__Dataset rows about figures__
————
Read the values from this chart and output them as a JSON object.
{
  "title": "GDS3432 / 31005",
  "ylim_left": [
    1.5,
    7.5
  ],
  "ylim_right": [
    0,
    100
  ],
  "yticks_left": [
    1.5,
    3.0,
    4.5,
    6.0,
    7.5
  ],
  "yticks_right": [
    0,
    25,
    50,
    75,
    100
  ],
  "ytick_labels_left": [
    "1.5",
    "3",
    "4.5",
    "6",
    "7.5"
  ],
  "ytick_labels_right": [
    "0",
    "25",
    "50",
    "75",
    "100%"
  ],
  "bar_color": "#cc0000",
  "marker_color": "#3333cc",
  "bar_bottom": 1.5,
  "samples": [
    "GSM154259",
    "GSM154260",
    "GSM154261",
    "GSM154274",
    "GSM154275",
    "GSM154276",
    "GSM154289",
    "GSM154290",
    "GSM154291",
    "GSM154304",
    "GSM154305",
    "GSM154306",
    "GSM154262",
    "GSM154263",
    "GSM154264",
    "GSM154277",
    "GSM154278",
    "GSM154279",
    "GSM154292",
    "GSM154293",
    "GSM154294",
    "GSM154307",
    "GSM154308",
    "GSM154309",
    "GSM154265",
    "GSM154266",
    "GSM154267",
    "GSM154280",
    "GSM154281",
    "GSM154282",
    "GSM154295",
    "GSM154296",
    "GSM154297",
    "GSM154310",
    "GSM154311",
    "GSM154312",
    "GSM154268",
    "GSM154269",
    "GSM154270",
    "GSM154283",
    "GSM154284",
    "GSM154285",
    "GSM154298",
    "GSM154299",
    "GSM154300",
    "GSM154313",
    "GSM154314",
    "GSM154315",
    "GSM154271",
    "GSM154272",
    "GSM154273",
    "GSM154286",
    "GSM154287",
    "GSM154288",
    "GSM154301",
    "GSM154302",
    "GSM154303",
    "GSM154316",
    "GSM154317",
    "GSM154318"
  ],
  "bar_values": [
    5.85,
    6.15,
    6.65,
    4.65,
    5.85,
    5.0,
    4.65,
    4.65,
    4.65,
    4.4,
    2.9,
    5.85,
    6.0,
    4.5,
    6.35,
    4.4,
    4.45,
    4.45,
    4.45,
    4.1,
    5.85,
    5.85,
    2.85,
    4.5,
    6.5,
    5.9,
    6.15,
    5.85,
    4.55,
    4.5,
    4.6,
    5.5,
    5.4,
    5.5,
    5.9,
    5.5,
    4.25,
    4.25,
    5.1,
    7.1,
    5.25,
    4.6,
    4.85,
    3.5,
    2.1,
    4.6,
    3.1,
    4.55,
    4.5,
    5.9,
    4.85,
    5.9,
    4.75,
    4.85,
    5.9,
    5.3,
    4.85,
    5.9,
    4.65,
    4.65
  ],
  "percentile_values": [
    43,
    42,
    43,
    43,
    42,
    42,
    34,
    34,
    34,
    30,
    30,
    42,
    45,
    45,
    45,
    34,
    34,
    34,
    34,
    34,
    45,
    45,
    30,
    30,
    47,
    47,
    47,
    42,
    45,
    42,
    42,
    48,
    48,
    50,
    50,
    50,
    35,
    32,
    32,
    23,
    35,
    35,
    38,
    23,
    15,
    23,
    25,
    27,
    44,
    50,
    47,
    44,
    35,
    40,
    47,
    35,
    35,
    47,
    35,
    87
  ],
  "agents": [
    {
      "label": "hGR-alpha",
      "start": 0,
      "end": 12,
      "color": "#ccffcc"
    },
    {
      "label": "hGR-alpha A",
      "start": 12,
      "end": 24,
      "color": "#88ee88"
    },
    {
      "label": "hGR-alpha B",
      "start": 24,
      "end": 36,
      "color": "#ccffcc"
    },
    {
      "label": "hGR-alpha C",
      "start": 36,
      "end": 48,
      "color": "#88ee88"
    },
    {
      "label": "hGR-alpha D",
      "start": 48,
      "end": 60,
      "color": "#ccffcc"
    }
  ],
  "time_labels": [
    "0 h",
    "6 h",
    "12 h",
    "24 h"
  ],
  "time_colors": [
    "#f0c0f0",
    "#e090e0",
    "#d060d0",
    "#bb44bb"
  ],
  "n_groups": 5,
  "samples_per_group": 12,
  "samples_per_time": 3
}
————
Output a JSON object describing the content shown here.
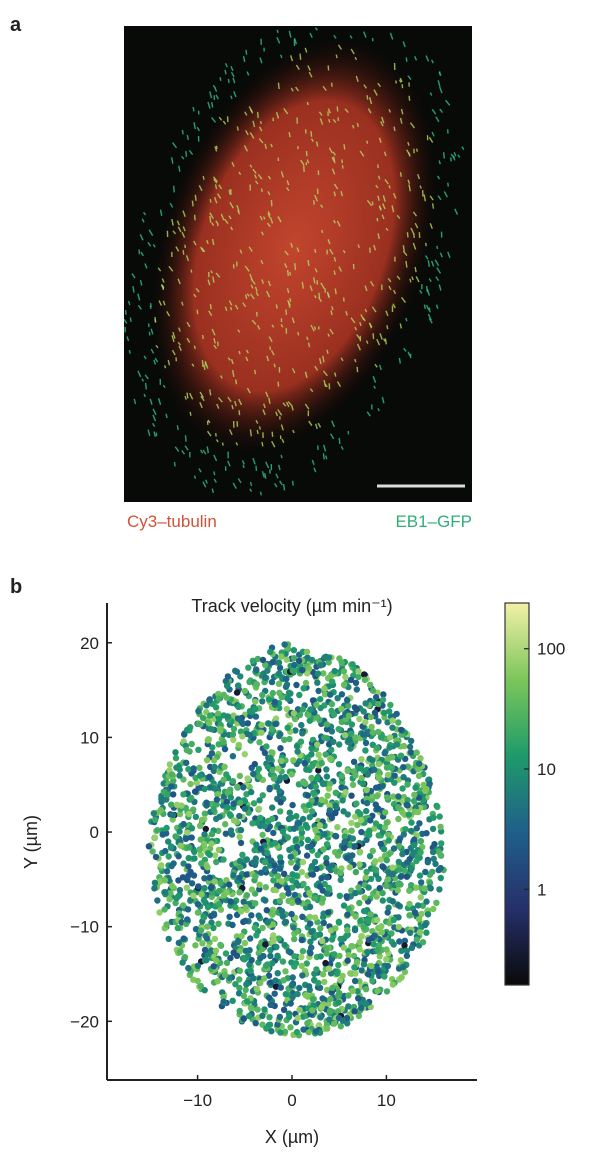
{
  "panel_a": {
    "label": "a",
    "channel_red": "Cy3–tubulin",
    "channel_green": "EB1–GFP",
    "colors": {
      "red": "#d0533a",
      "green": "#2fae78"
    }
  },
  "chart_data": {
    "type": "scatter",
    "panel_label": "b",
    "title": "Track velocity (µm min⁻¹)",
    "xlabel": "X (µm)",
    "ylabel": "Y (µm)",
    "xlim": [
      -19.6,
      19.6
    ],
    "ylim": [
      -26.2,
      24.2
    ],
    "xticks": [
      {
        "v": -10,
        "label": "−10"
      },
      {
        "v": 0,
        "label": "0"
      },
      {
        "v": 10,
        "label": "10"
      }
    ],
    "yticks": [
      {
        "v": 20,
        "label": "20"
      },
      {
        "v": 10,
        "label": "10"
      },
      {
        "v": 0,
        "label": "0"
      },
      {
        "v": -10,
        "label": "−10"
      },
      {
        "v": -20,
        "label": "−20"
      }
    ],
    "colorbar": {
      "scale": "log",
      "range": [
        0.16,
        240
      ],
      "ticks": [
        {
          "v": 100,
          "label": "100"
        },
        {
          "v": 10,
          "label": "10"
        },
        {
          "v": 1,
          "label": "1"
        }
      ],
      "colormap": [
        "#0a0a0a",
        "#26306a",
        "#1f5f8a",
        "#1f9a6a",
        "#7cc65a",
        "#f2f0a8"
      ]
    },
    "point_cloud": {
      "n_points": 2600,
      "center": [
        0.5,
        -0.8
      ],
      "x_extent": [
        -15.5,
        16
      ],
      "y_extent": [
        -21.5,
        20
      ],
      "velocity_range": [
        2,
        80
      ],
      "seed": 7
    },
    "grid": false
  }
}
————
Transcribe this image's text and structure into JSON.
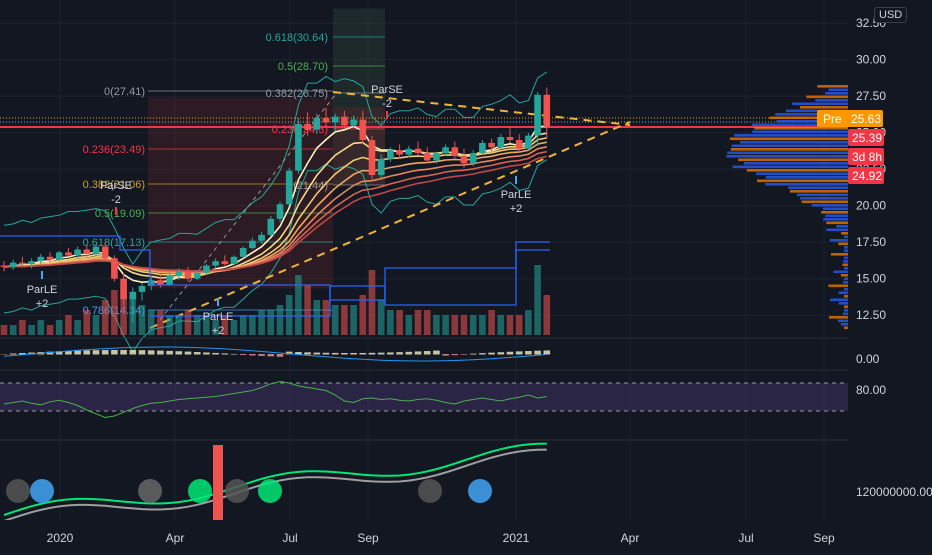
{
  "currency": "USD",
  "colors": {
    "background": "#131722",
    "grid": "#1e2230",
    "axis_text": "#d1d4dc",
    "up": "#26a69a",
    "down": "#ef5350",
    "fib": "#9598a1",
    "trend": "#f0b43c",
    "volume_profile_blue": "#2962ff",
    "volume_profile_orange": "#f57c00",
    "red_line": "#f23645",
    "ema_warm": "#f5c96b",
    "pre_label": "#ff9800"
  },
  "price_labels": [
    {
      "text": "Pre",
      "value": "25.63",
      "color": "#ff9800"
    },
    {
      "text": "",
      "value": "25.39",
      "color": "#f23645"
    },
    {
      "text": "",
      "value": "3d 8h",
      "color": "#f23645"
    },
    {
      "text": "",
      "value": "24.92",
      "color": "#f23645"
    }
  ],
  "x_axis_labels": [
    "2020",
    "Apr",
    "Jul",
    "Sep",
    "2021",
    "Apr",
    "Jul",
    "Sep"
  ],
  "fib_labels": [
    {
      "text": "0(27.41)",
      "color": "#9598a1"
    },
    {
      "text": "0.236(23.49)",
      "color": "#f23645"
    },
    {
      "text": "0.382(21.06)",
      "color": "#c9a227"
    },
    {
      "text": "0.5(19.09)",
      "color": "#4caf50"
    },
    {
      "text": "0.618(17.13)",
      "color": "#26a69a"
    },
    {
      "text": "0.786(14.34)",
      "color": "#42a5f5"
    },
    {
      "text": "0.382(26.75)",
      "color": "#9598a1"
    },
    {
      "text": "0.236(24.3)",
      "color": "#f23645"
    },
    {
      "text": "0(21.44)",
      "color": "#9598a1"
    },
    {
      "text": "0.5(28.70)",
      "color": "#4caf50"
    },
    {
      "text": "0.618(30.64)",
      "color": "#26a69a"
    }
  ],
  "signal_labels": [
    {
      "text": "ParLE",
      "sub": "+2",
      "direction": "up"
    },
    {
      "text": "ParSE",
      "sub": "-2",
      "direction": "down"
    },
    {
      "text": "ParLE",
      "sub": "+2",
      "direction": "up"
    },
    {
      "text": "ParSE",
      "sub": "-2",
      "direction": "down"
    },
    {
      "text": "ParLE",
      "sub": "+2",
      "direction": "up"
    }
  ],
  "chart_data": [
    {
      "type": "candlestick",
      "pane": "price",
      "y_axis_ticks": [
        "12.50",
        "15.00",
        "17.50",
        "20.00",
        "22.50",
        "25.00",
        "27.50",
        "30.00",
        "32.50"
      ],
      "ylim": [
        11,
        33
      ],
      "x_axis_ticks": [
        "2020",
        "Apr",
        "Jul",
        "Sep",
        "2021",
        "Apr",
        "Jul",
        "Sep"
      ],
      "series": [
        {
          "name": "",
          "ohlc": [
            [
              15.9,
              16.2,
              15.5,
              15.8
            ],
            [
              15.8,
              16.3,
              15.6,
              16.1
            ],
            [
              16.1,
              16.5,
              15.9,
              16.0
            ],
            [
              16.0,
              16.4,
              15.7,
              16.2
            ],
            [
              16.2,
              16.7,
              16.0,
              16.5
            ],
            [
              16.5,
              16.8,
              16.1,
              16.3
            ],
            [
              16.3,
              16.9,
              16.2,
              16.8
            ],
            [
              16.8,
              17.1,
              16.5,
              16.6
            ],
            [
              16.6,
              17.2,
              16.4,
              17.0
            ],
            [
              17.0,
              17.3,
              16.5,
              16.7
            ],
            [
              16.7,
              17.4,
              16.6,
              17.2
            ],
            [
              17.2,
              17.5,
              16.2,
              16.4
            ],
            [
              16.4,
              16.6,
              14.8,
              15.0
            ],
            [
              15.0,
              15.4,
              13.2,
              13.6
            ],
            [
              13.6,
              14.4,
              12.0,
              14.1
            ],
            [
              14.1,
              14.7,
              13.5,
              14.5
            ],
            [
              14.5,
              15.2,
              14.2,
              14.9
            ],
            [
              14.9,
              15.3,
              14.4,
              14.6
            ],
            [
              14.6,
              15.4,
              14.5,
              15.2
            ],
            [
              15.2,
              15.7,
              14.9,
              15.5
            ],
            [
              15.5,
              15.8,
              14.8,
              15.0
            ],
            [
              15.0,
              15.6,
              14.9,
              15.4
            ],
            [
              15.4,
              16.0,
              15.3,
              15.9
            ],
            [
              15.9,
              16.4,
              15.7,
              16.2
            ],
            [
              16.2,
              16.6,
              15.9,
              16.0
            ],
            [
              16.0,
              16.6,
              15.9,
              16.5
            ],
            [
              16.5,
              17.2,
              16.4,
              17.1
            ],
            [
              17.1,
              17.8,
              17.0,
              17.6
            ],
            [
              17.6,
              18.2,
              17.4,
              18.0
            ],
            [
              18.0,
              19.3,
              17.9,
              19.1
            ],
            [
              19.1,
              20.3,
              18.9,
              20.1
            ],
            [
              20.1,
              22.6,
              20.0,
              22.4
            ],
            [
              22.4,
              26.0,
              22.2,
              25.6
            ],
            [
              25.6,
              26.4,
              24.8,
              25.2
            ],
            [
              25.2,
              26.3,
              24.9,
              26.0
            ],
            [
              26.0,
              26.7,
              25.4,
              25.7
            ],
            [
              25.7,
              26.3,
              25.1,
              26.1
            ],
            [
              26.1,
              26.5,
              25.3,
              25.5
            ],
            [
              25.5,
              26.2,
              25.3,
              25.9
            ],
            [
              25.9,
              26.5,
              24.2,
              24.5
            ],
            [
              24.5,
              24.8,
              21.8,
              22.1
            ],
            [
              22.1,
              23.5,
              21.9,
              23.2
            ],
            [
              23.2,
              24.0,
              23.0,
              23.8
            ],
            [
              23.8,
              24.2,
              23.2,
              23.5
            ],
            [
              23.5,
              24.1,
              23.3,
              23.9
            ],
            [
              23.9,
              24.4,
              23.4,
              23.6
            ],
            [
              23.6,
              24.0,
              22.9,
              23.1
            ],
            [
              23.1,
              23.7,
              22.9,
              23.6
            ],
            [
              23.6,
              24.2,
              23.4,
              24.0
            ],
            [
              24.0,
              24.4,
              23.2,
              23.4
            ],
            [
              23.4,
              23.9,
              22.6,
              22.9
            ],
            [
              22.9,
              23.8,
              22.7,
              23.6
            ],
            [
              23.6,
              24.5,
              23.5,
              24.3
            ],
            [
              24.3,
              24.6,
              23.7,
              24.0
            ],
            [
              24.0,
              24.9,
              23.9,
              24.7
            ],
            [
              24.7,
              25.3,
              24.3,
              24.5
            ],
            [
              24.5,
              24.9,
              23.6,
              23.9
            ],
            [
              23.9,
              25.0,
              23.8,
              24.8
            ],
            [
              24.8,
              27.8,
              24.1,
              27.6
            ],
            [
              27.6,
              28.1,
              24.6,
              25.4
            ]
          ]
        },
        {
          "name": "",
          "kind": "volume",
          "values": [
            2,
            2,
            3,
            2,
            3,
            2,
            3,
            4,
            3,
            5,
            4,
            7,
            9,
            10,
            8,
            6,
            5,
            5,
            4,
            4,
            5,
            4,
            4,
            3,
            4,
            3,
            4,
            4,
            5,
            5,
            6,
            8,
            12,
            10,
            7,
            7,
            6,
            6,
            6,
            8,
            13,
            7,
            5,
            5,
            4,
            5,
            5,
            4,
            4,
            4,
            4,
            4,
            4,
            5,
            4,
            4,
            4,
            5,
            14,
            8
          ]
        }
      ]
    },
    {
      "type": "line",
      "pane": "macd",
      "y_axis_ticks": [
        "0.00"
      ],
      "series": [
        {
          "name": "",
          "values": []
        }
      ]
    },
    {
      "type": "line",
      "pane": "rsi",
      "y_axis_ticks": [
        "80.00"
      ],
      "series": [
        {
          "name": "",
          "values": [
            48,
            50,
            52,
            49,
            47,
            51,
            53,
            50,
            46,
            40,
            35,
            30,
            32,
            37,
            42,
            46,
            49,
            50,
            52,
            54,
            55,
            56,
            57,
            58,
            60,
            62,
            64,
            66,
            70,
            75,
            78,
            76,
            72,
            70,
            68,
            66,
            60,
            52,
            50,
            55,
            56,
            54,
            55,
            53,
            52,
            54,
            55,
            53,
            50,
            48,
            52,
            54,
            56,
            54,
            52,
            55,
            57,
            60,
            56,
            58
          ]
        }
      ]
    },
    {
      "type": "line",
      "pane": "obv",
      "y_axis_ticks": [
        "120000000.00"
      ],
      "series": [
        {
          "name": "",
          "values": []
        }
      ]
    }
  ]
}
————
__Task to complete__
Scan the entries above for the word "object" and collect each line holding it.

__Response to the task__
Read the values from this chart and output them as a JSON object.
Output a JSON object describing the content shown here.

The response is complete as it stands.